* TASK MATERIAL:
****

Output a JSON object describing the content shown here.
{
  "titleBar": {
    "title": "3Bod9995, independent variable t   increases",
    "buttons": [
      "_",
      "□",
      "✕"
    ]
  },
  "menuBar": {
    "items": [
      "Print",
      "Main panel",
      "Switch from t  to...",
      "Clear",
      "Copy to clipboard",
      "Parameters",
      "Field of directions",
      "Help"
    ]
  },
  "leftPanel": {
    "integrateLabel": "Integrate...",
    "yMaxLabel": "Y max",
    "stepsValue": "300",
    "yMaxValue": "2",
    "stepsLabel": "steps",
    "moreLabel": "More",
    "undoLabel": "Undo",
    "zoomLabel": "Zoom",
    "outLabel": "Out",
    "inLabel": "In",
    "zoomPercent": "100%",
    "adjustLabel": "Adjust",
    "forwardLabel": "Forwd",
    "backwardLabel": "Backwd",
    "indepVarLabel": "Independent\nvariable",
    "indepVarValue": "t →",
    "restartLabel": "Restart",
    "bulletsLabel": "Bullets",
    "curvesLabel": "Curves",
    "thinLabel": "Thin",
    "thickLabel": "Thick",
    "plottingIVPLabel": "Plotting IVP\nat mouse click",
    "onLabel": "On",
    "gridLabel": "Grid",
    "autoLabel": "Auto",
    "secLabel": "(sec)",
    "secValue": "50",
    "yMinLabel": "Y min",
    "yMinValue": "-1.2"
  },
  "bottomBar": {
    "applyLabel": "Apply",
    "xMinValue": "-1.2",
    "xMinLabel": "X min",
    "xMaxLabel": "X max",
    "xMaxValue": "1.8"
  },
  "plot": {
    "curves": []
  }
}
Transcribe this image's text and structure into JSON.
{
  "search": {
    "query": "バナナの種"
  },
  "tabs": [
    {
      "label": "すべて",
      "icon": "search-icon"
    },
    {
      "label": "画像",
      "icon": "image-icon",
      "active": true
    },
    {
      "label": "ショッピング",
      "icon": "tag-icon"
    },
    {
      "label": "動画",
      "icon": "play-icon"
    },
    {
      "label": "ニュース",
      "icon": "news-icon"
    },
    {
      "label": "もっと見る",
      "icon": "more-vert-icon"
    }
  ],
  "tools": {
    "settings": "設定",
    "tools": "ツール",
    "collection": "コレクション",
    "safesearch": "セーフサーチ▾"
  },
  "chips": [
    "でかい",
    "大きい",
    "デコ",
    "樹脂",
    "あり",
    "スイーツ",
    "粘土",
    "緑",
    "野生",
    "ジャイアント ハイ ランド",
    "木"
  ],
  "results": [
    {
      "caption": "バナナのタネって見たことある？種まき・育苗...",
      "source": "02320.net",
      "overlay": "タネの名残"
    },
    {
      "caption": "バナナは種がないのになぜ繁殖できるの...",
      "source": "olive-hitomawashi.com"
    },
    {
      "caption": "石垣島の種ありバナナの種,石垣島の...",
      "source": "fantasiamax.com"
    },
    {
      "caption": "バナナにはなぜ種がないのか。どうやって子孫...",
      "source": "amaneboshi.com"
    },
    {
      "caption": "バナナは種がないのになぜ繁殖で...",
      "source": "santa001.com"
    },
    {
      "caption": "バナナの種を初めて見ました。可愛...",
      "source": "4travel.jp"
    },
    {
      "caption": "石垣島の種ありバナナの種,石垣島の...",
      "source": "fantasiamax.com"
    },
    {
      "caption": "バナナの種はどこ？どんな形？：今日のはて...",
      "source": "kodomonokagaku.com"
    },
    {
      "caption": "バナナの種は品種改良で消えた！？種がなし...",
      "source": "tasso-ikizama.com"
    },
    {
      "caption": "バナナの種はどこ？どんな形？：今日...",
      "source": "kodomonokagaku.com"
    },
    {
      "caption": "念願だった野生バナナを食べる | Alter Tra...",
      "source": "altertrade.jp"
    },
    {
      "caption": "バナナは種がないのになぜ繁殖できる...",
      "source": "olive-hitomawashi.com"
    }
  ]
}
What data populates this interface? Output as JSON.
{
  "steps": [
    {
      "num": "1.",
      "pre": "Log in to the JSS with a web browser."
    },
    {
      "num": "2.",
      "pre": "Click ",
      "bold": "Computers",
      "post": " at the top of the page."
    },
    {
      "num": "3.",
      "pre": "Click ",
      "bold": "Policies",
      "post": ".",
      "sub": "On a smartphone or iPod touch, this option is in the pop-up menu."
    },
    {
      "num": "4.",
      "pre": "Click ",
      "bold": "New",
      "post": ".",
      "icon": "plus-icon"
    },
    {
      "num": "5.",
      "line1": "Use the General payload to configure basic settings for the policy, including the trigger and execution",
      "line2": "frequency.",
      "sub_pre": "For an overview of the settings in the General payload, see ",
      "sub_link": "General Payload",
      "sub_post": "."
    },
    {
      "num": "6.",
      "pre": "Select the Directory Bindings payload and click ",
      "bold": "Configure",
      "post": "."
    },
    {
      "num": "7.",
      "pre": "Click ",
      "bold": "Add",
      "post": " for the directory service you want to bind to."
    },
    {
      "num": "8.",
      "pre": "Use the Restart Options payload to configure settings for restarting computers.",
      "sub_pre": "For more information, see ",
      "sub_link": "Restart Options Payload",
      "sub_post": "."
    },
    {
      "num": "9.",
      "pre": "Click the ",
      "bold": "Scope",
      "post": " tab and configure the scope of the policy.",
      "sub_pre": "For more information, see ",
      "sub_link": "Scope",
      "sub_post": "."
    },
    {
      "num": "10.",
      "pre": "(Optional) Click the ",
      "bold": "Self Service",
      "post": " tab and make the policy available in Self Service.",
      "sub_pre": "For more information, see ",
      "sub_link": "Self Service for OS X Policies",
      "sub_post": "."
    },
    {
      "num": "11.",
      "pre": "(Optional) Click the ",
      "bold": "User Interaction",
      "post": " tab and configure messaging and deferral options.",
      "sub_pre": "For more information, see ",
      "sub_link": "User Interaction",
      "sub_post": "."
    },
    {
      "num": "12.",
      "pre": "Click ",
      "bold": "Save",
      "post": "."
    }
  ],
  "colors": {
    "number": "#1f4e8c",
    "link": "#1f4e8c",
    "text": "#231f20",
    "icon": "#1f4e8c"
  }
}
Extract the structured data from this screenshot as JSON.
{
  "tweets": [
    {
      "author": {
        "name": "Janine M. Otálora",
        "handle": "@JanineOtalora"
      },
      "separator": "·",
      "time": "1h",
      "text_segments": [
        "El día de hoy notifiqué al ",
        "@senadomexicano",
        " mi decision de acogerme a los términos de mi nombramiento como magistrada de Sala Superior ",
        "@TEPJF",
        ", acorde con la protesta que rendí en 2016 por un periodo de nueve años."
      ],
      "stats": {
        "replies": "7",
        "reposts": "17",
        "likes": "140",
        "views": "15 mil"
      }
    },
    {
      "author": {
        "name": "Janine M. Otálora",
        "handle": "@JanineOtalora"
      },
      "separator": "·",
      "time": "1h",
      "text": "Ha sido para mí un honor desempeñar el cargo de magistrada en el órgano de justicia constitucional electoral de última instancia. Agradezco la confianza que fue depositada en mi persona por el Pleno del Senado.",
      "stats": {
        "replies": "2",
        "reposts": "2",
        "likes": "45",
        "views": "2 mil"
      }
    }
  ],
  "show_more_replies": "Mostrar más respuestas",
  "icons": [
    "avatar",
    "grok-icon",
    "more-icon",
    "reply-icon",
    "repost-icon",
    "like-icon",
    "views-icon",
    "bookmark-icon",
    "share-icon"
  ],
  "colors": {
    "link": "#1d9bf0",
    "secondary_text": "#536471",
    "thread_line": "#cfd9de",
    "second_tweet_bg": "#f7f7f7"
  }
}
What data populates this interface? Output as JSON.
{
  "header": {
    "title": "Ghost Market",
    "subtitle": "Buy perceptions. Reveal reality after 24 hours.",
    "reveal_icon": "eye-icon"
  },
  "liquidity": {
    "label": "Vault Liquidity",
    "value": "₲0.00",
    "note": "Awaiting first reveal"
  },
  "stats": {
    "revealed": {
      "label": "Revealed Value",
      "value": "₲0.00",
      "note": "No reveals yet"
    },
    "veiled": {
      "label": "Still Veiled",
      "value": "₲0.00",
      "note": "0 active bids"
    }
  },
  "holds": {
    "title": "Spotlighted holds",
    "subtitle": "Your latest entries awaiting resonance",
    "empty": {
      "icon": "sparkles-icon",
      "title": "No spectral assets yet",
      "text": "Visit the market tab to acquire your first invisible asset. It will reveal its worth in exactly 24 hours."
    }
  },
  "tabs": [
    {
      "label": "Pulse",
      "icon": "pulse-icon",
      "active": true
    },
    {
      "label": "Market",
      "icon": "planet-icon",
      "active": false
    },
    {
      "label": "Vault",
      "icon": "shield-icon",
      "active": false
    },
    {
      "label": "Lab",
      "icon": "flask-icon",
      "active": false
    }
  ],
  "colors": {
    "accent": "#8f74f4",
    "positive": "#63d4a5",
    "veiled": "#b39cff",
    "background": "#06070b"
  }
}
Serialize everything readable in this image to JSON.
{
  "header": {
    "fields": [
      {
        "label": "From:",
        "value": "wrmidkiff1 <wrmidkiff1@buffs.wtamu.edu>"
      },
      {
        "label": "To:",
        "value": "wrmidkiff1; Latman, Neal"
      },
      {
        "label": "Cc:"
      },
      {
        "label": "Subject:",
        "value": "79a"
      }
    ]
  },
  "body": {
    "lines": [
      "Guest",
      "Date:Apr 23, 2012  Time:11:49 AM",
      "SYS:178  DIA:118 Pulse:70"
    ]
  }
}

****

* DESCRIPTION OF THE TASK: Check each line of the records for the word "Interaction" and extract those that contain it.

* WRITTEN SOLUTION:
      "bold": "User Interaction",
      "sub_link": "User Interaction",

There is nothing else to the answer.